## Given task
Reproduce the records below in their entirety, character for character.

## Provided entries
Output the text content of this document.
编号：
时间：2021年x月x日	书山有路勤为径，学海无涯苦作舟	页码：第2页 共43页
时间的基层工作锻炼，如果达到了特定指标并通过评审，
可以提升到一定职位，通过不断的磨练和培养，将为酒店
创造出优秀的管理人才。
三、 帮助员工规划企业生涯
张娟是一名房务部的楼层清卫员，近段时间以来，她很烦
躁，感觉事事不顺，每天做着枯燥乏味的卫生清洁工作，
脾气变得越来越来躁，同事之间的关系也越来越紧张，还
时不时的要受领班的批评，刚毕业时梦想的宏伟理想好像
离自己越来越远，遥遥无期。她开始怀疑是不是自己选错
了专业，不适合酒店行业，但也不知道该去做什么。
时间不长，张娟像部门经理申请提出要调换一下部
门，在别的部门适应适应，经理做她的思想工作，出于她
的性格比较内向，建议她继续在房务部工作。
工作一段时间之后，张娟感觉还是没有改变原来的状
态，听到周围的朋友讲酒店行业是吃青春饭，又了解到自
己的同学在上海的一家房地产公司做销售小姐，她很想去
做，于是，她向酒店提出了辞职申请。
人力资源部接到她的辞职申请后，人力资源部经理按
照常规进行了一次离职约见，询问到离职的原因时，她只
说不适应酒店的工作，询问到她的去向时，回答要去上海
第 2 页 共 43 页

## Response for this exercise
Output the text content of this document.
编号：
时间：2021年x月x日	书山有路勤为径，学海无涯苦作舟	页码：第2页 共43页
时间的基层工作锻炼，如果达到了特定指标并通过评审，
可以提升到一定职位，通过不断的磨练和培养，将为酒店
创造出优秀的管理人才。
三、 帮助员工规划企业生涯
张娟是一名房务部的楼层清卫员，近段时间以来，她很烦
躁，感觉事事不顺，每天做着枯燥乏味的卫生清洁工作，
脾气变得越来越来躁，同事之间的关系也越来越紧张，还
时不时的要受领班的批评，刚毕业时梦想的宏伟理想好像
离自己越来越远，遥遥无期。她开始怀疑是不是自己选错
了专业，不适合酒店行业，但也不知道该去做什么。
时间不长，张娟像部门经理申请提出要调换一下部
门，在别的部门适应适应，经理做她的思想工作，出于她
的性格比较内向，建议她继续在房务部工作。
工作一段时间之后，张娟感觉还是没有改变原来的状
态，听到周围的朋友讲酒店行业是吃青春饭，又了解到自
己的同学在上海的一家房地产公司做销售小姐，她很想去
做，于是，她向酒店提出了辞职申请。
人力资源部接到她的辞职申请后，人力资源部经理按
照常规进行了一次离职约见，询问到离职的原因时，她只
说不适应酒店的工作，询问到她的去向时，回答要去上海
第 2 页 共 43 页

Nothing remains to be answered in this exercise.